[Start Selected excerpt]

THE EMANCIPATION OF THE SLAVES.

§ 1915. THE examination of the Constitution would be incomplete without some notice of the interesting and highly important changes made therein by amendments adopted after the conclusion of the great civil war.

§ 1916. The original compromises on the subject of slavery, and the condition of the country and of society at the time the Constitution was adopted, and from which those compromises sprung, have been touched upon in the preceding pages.1 It is very generally believed that but for the mutual concessions then made the Constitution could not at that time have been adopted, and possibly all attempts to form a national government might for a long period have proved wholly abortive.2 The subject of slavery was one upon which, for obvious reasons, the utmost sensitiveness might reasonably be looked for among men just emerging from a successful struggle for their own liberties; and it is worthy of remembrance that the Constitution, as finally agreed upon, did not mention it by name, but only referred to servitude and the slave trade in vague terms as things the existence of which under a free constitution was to be overlooked rather than recognized.3 It is not probable, however, that at that time the

1 Supra, §§ 636-644, 1332-1337, 1807-1811.

[End Selected excerpt]
[Start Input records]

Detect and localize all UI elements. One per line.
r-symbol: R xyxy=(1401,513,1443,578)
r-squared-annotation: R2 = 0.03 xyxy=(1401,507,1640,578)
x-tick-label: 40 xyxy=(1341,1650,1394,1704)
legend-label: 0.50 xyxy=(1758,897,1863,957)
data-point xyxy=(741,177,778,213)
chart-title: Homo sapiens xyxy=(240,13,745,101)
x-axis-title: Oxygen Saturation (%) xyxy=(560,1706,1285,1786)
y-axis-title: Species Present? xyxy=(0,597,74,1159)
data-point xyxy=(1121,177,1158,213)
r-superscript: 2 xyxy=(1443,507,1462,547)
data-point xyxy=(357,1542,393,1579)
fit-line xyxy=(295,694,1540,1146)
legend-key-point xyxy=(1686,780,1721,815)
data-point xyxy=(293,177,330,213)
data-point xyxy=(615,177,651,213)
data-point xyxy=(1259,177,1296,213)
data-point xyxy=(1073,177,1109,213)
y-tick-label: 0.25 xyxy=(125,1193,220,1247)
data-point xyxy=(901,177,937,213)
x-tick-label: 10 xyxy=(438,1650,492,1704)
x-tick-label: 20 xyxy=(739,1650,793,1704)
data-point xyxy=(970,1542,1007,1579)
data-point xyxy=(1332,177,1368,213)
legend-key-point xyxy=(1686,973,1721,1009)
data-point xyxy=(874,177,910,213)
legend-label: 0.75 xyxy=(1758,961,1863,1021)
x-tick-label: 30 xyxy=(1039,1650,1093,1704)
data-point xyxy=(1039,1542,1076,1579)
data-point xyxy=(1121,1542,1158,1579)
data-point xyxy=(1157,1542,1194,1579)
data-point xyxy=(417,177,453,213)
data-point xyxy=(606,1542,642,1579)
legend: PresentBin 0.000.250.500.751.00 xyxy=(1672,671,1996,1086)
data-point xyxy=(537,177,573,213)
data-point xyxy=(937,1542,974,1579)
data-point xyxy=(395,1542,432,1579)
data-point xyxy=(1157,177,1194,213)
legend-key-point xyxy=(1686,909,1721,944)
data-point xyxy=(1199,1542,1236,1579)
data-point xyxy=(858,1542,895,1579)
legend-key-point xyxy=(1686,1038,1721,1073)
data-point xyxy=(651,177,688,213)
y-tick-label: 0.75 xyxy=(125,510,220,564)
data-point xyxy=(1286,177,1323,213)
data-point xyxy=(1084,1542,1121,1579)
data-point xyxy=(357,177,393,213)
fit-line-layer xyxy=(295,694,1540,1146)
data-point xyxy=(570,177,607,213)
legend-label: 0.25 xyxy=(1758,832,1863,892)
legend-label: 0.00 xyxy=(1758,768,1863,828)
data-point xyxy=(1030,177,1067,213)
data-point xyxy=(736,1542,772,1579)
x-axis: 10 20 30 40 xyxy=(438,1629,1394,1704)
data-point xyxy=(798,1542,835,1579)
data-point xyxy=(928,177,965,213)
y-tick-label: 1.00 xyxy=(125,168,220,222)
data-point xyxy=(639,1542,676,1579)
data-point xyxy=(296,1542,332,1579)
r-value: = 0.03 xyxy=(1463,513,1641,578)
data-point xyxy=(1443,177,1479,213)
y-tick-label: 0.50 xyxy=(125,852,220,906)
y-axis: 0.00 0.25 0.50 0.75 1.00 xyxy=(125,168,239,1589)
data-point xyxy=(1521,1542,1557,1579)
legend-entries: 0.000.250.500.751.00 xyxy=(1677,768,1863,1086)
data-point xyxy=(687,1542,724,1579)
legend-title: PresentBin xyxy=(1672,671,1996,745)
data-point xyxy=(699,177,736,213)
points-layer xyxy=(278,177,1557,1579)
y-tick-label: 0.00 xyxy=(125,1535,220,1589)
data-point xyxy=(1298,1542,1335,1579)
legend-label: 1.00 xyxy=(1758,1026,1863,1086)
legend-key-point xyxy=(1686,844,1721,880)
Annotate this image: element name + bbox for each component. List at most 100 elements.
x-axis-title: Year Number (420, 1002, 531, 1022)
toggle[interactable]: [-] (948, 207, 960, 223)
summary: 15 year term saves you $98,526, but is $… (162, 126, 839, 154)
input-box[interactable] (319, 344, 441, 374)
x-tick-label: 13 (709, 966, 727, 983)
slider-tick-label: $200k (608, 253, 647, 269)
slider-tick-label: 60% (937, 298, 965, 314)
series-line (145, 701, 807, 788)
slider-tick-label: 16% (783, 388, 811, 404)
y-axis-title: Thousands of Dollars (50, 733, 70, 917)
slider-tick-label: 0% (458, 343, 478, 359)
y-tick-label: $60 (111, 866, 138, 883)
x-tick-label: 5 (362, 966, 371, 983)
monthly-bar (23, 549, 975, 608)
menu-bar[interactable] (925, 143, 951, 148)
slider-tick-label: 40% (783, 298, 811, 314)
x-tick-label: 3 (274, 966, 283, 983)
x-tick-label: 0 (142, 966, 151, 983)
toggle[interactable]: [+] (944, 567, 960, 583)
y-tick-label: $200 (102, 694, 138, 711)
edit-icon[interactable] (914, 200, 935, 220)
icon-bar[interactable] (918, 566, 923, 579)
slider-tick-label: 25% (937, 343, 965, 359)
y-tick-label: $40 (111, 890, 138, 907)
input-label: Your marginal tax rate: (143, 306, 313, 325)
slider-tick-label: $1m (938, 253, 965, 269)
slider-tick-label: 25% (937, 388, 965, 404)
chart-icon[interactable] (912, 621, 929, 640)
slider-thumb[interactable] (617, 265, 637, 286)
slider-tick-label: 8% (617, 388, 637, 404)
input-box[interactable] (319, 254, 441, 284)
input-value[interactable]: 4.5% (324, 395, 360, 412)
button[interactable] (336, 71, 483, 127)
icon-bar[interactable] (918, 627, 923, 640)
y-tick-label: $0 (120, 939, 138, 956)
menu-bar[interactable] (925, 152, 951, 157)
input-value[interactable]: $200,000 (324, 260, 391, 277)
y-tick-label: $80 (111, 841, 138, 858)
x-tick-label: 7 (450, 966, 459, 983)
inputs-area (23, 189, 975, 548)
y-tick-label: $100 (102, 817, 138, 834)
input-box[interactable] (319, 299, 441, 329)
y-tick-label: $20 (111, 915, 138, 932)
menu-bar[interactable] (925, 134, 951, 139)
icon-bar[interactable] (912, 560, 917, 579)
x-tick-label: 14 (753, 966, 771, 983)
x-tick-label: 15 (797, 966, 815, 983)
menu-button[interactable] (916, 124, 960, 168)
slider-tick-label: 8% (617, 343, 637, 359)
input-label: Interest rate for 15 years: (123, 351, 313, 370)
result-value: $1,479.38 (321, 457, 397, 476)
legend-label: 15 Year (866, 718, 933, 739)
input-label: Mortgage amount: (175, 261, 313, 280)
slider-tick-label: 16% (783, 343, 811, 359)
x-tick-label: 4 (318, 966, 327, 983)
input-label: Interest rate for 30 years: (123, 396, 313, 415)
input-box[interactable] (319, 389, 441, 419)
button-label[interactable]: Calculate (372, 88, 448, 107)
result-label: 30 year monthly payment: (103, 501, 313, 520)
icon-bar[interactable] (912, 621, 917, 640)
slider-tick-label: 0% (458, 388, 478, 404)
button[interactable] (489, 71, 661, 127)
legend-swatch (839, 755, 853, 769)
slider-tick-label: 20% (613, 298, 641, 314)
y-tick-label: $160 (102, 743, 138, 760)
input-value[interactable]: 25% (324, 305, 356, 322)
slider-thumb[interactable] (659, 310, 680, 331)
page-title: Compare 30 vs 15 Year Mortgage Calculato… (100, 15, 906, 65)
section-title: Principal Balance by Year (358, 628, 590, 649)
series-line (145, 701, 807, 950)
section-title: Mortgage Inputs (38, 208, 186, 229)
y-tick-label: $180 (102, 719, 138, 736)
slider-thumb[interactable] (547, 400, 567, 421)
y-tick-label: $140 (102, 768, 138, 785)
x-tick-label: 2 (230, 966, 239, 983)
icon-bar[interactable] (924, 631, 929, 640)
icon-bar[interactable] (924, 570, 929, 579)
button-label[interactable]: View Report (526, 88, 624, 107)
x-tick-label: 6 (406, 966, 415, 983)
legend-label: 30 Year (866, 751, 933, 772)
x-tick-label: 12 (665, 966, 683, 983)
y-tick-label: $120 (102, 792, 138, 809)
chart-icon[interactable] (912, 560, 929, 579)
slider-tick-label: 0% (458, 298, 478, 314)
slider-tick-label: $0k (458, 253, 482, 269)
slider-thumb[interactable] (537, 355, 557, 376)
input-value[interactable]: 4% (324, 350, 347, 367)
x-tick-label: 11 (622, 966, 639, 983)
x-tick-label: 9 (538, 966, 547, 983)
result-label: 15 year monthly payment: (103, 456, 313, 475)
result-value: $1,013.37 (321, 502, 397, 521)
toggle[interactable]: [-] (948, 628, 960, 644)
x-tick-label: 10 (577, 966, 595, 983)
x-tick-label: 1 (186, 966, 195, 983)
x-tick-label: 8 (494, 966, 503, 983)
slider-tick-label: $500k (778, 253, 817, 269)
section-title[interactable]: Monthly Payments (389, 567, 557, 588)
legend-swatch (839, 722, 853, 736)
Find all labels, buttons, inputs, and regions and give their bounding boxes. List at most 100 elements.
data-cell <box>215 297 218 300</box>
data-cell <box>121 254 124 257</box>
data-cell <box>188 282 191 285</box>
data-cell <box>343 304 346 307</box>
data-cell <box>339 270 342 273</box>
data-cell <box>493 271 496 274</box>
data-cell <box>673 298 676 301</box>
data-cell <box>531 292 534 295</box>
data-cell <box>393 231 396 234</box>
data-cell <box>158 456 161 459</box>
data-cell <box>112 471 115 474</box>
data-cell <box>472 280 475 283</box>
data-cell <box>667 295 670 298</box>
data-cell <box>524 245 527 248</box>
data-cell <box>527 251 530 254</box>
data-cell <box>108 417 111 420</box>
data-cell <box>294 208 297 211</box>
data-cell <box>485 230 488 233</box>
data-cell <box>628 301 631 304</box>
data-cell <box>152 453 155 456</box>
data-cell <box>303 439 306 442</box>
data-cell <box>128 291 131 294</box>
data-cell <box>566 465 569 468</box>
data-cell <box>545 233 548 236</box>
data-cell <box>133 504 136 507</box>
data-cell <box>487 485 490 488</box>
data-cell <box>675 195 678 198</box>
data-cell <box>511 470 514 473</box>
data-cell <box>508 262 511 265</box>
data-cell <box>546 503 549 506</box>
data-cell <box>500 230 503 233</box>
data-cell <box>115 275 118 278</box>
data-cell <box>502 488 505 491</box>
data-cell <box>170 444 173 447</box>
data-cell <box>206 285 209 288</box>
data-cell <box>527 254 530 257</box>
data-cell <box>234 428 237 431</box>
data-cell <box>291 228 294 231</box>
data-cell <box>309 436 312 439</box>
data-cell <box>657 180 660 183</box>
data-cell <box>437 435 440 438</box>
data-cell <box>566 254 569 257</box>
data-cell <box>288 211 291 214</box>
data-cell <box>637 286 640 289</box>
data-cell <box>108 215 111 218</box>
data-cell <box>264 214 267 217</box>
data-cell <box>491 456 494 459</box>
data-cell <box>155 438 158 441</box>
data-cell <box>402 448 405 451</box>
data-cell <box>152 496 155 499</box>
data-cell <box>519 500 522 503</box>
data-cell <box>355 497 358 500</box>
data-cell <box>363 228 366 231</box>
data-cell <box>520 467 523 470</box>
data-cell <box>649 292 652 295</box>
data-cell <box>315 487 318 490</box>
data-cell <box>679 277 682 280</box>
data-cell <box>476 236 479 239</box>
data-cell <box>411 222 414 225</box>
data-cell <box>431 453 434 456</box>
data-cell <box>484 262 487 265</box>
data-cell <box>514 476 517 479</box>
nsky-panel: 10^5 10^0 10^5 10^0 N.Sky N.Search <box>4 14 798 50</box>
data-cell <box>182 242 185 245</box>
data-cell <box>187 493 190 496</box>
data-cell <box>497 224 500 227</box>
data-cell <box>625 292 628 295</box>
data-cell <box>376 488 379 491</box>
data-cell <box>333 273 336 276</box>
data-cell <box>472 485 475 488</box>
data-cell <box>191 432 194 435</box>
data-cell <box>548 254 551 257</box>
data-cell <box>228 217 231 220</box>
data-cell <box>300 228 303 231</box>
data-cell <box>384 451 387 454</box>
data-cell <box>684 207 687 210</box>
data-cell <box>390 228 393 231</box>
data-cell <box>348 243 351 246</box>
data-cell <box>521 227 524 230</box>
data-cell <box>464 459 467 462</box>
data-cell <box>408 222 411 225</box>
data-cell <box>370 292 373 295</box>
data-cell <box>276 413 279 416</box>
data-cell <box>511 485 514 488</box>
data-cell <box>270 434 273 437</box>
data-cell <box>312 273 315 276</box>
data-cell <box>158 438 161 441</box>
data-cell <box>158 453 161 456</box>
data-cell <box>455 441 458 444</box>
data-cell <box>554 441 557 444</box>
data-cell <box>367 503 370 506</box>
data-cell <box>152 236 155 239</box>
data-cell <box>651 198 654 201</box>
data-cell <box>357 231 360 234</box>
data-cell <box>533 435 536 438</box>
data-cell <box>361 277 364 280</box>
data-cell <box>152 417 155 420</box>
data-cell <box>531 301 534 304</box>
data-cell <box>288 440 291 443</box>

[End Input records]

* [Tasks and exercises]:
**A.** In the records, from the first line up to and including the line with "fit-line xyxy=(295,694,1540,1146)", swap "chart-title" for "plot-title" and write out those lines with nothing else altered.
**B.** Continue the passage on the emancipation of the slaves from the point where it stops.

* [Results by task]:
**A.**
Detect and localize all UI elements. One per line.
r-symbol: R xyxy=(1401,513,1443,578)
r-squared-annotation: R2 = 0.03 xyxy=(1401,507,1640,578)
x-tick-label: 40 xyxy=(1341,1650,1394,1704)
legend-label: 0.50 xyxy=(1758,897,1863,957)
data-point xyxy=(741,177,778,213)
plot-title: Homo sapiens xyxy=(240,13,745,101)
x-axis-title: Oxygen Saturation (%) xyxy=(560,1706,1285,1786)
y-axis-title: Species Present? xyxy=(0,597,74,1159)
data-point xyxy=(1121,177,1158,213)
r-superscript: 2 xyxy=(1443,507,1462,547)
data-point xyxy=(357,1542,393,1579)
fit-line xyxy=(295,694,1540,1146)

**B.**
2 Curtis, Hist. of Const. II. 20, 292, 313; Life and Writings of Judge Iredell, II. 213; Life of Webster by Curtis, II. 382; Tucker's Hist. of U. S., I. 362; Everett's Speeches, IV. 390; Greeley's American Conflict, ch. 5; Lecture on Slavery at Faneuil Hall, by Robert Toombs, January 24, 1856. On these concessions, it has justly been remarked by a recent writer, "hung mighty issues. They are of the past now. They were the price that was paid for republican government." Frothingham's Rise of the Republic, 594. Mr. Choate expresses the same idea, and classes concession 'among the whiter virtues." Life and Writings, by Brown, II. 432, 433.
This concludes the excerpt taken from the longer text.